Extract the final stretch of the data: the line that contains "What data populates" and every line after it, unaltered, and no other lines.

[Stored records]
────────────────

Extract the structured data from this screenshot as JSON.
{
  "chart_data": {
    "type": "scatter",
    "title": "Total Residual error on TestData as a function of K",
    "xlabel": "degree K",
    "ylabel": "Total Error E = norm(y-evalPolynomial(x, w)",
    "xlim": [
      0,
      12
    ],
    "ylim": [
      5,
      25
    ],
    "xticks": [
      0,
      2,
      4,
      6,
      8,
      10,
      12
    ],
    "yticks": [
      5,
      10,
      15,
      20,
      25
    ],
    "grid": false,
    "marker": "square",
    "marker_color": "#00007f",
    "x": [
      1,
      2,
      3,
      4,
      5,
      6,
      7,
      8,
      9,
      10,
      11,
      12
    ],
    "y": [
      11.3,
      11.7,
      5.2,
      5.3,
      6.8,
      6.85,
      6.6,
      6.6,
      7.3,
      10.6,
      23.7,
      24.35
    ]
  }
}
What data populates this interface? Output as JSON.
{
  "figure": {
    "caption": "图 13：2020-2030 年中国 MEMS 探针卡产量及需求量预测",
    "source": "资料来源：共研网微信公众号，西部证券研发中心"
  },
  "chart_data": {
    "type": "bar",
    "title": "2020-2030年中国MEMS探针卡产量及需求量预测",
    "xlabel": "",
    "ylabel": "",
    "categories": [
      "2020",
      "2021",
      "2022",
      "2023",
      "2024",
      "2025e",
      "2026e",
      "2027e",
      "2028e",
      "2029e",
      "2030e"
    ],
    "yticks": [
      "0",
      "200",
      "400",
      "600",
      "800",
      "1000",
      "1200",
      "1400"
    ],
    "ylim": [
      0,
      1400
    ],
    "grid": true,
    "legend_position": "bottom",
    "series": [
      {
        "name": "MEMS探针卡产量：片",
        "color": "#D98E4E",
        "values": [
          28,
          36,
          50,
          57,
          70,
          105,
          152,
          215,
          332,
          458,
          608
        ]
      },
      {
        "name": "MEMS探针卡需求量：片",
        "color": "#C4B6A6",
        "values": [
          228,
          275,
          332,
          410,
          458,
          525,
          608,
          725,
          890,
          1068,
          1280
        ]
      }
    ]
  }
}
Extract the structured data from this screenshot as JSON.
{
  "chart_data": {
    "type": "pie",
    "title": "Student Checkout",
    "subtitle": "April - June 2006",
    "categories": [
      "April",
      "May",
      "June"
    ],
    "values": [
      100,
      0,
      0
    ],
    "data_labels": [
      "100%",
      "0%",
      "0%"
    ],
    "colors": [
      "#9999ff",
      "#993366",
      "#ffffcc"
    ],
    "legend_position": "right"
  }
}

────────────────

RESULT FOR THIS TASK:
What data populates this interface? Output as JSON.
{
  "figure": {
    "caption": "图 13：2020-2030 年中国 MEMS 探针卡产量及需求量预测",
    "source": "资料来源：共研网微信公众号，西部证券研发中心"
  },
  "chart_data": {
    "type": "bar",
    "title": "2020-2030年中国MEMS探针卡产量及需求量预测",
    "xlabel": "",
    "ylabel": "",
    "categories": [
      "2020",
      "2021",
      "2022",
      "2023",
      "2024",
      "2025e",
      "2026e",
      "2027e",
      "2028e",
      "2029e",
      "2030e"
    ],
    "yticks": [
      "0",
      "200",
      "400",
      "600",
      "800",
      "1000",
      "1200",
      "1400"
    ],
    "ylim": [
      0,
      1400
    ],
    "grid": true,
    "legend_position": "bottom",
    "series": [
      {
        "name": "MEMS探针卡产量：片",
        "color": "#D98E4E",
        "values": [
          28,
          36,
          50,
          57,
          70,
          105,
          152,
          215,
          332,
          458,
          608
        ]
      },
      {
        "name": "MEMS探针卡需求量：片",
        "color": "#C4B6A6",
        "values": [
          228,
          275,
          332,
          410,
          458,
          525,
          608,
          725,
          890,
          1068,
          1280
        ]
      }
    ]
  }
}
Extract the structured data from this screenshot as JSON.
{
  "chart_data": {
    "type": "pie",
    "title": "Student Checkout",
    "subtitle": "April - June 2006",
    "categories": [
      "April",
      "May",
      "June"
    ],
    "values": [
      100,
      0,
      0
    ],
    "data_labels": [
      "100%",
      "0%",
      "0%"
    ],
    "colors": [
      "#9999ff",
      "#993366",
      "#ffffcc"
    ],
    "legend_position": "right"
  }
}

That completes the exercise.